=== EXERCISE ===
Could you print all the entries exactly?

=== INFORMATION SHOWN ===
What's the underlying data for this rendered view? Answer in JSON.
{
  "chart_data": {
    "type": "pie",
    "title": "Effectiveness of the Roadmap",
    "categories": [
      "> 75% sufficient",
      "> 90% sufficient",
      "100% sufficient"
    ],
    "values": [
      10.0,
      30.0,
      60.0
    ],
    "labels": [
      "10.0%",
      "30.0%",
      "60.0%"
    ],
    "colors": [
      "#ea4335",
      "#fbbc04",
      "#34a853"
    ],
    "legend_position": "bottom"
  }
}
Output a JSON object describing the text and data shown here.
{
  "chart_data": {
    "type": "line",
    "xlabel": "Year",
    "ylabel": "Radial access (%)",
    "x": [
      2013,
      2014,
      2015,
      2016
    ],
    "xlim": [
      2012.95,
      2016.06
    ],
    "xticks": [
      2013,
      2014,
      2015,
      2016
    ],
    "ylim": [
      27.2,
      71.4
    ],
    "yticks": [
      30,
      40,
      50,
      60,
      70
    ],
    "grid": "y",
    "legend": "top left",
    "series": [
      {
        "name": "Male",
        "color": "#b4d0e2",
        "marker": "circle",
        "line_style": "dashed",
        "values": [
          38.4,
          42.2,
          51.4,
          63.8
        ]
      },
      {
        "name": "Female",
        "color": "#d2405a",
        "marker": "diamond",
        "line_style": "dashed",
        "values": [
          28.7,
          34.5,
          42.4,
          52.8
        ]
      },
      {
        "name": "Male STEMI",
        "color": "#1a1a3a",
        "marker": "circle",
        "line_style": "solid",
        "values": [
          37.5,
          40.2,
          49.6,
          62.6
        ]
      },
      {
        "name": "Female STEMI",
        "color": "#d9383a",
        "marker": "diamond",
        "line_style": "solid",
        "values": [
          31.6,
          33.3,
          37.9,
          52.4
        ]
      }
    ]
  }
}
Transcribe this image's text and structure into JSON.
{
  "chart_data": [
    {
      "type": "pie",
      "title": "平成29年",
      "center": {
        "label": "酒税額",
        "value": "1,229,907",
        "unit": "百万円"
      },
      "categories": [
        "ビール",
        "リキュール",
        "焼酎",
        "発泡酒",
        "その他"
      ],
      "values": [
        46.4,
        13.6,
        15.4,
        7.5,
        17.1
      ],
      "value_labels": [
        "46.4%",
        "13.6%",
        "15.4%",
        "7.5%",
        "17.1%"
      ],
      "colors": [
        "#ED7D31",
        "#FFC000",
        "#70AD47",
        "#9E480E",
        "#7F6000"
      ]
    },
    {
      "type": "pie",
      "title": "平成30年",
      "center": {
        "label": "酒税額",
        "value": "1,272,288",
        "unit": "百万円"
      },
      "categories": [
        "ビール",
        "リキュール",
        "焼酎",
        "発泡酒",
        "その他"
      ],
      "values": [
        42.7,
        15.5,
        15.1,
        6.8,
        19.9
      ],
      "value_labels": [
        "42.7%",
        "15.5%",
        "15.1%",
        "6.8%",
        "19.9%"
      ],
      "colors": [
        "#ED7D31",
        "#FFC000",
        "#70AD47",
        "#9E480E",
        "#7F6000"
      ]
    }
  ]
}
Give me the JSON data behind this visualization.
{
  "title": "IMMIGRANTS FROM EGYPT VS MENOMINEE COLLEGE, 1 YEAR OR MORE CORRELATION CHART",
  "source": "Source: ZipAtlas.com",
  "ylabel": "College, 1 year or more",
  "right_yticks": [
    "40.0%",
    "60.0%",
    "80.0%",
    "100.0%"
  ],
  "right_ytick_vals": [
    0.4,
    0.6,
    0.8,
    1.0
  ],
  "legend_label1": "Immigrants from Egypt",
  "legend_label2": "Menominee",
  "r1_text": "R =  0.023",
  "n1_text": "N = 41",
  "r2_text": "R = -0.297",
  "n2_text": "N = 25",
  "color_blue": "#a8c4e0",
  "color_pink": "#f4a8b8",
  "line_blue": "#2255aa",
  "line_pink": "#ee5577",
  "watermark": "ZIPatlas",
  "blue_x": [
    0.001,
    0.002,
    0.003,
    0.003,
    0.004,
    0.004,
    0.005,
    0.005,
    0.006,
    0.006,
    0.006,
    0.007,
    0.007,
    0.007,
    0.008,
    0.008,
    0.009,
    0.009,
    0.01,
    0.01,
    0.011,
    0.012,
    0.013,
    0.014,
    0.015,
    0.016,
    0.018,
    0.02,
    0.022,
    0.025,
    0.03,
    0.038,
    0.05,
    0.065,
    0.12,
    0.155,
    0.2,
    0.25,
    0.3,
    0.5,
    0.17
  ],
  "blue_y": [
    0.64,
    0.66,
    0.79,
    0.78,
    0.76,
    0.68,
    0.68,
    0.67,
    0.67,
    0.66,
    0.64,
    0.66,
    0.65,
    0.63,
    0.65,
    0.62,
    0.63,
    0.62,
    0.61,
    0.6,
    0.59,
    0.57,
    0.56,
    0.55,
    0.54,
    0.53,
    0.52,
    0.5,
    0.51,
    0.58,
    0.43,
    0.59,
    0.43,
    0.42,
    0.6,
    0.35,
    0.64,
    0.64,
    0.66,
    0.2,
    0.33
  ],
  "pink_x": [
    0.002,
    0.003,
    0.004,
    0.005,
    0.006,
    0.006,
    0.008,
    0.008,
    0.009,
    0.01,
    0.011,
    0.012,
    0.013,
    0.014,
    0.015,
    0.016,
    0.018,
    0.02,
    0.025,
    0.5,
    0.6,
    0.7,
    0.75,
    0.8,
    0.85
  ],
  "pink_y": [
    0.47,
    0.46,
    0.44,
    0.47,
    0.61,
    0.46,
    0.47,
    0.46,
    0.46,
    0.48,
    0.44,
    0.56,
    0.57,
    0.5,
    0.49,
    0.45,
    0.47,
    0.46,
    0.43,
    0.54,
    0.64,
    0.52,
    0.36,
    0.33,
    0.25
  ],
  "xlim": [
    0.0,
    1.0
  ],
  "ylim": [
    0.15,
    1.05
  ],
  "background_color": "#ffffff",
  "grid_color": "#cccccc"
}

=== FINAL ANSWER ===
What's the underlying data for this rendered view? Answer in JSON.
{
  "chart_data": {
    "type": "pie",
    "title": "Effectiveness of the Roadmap",
    "categories": [
      "> 75% sufficient",
      "> 90% sufficient",
      "100% sufficient"
    ],
    "values": [
      10.0,
      30.0,
      60.0
    ],
    "labels": [
      "10.0%",
      "30.0%",
      "60.0%"
    ],
    "colors": [
      "#ea4335",
      "#fbbc04",
      "#34a853"
    ],
    "legend_position": "bottom"
  }
}
Output a JSON object describing the text and data shown here.
{
  "chart_data": {
    "type": "line",
    "xlabel": "Year",
    "ylabel": "Radial access (%)",
    "x": [
      2013,
      2014,
      2015,
      2016
    ],
    "xlim": [
      2012.95,
      2016.06
    ],
    "xticks": [
      2013,
      2014,
      2015,
      2016
    ],
    "ylim": [
      27.2,
      71.4
    ],
    "yticks": [
      30,
      40,
      50,
      60,
      70
    ],
    "grid": "y",
    "legend": "top left",
    "series": [
      {
        "name": "Male",
        "color": "#b4d0e2",
        "marker": "circle",
        "line_style": "dashed",
        "values": [
          38.4,
          42.2,
          51.4,
          63.8
        ]
      },
      {
        "name": "Female",
        "color": "#d2405a",
        "marker": "diamond",
        "line_style": "dashed",
        "values": [
          28.7,
          34.5,
          42.4,
          52.8
        ]
      },
      {
        "name": "Male STEMI",
        "color": "#1a1a3a",
        "marker": "circle",
        "line_style": "solid",
        "values": [
          37.5,
          40.2,
          49.6,
          62.6
        ]
      },
      {
        "name": "Female STEMI",
        "color": "#d9383a",
        "marker": "diamond",
        "line_style": "solid",
        "values": [
          31.6,
          33.3,
          37.9,
          52.4
        ]
      }
    ]
  }
}
Transcribe this image's text and structure into JSON.
{
  "chart_data": [
    {
      "type": "pie",
      "title": "平成29年",
      "center": {
        "label": "酒税額",
        "value": "1,229,907",
        "unit": "百万円"
      },
      "categories": [
        "ビール",
        "リキュール",
        "焼酎",
        "発泡酒",
        "その他"
      ],
      "values": [
        46.4,
        13.6,
        15.4,
        7.5,
        17.1
      ],
      "value_labels": [
        "46.4%",
        "13.6%",
        "15.4%",
        "7.5%",
        "17.1%"
      ],
      "colors": [
        "#ED7D31",
        "#FFC000",
        "#70AD47",
        "#9E480E",
        "#7F6000"
      ]
    },
    {
      "type": "pie",
      "title": "平成30年",
      "center": {
        "label": "酒税額",
        "value": "1,272,288",
        "unit": "百万円"
      },
      "categories": [
        "ビール",
        "リキュール",
        "焼酎",
        "発泡酒",
        "その他"
      ],
      "values": [
        42.7,
        15.5,
        15.1,
        6.8,
        19.9
      ],
      "value_labels": [
        "42.7%",
        "15.5%",
        "15.1%",
        "6.8%",
        "19.9%"
      ],
      "colors": [
        "#ED7D31",
        "#FFC000",
        "#70AD47",
        "#9E480E",
        "#7F6000"
      ]
    }
  ]
}
Give me the JSON data behind this visualization.
{
  "title": "IMMIGRANTS FROM EGYPT VS MENOMINEE COLLEGE, 1 YEAR OR MORE CORRELATION CHART",
  "source": "Source: ZipAtlas.com",
  "ylabel": "College, 1 year or more",
  "right_yticks": [
    "40.0%",
    "60.0%",
    "80.0%",
    "100.0%"
  ],
  "right_ytick_vals": [
    0.4,
    0.6,
    0.8,
    1.0
  ],
  "legend_label1": "Immigrants from Egypt",
  "legend_label2": "Menominee",
  "r1_text": "R =  0.023",
  "n1_text": "N = 41",
  "r2_text": "R = -0.297",
  "n2_text": "N = 25",
  "color_blue": "#a8c4e0",
  "color_pink": "#f4a8b8",
  "line_blue": "#2255aa",
  "line_pink": "#ee5577",
  "watermark": "ZIPatlas",
  "blue_x": [
    0.001,
    0.002,
    0.003,
    0.003,
    0.004,
    0.004,
    0.005,
    0.005,
    0.006,
    0.006,
    0.006,
    0.007,
    0.007,
    0.007,
    0.008,
    0.008,
    0.009,
    0.009,
    0.01,
    0.01,
    0.011,
    0.012,
    0.013,
    0.014,
    0.015,
    0.016,
    0.018,
    0.02,
    0.022,
    0.025,
    0.03,
    0.038,
    0.05,
    0.065,
    0.12,
    0.155,
    0.2,
    0.25,
    0.3,
    0.5,
    0.17
  ],
  "blue_y": [
    0.64,
    0.66,
    0.79,
    0.78,
    0.76,
    0.68,
    0.68,
    0.67,
    0.67,
    0.66,
    0.64,
    0.66,
    0.65,
    0.63,
    0.65,
    0.62,
    0.63,
    0.62,
    0.61,
    0.6,
    0.59,
    0.57,
    0.56,
    0.55,
    0.54,
    0.53,
    0.52,
    0.5,
    0.51,
    0.58,
    0.43,
    0.59,
    0.43,
    0.42,
    0.6,
    0.35,
    0.64,
    0.64,
    0.66,
    0.2,
    0.33
  ],
  "pink_x": [
    0.002,
    0.003,
    0.004,
    0.005,
    0.006,
    0.006,
    0.008,
    0.008,
    0.009,
    0.01,
    0.011,
    0.012,
    0.013,
    0.014,
    0.015,
    0.016,
    0.018,
    0.02,
    0.025,
    0.5,
    0.6,
    0.7,
    0.75,
    0.8,
    0.85
  ],
  "pink_y": [
    0.47,
    0.46,
    0.44,
    0.47,
    0.61,
    0.46,
    0.47,
    0.46,
    0.46,
    0.48,
    0.44,
    0.56,
    0.57,
    0.5,
    0.49,
    0.45,
    0.47,
    0.46,
    0.43,
    0.54,
    0.64,
    0.52,
    0.36,
    0.33,
    0.25
  ],
  "xlim": [
    0.0,
    1.0
  ],
  "ylim": [
    0.15,
    1.05
  ],
  "background_color": "#ffffff",
  "grid_color": "#cccccc"
}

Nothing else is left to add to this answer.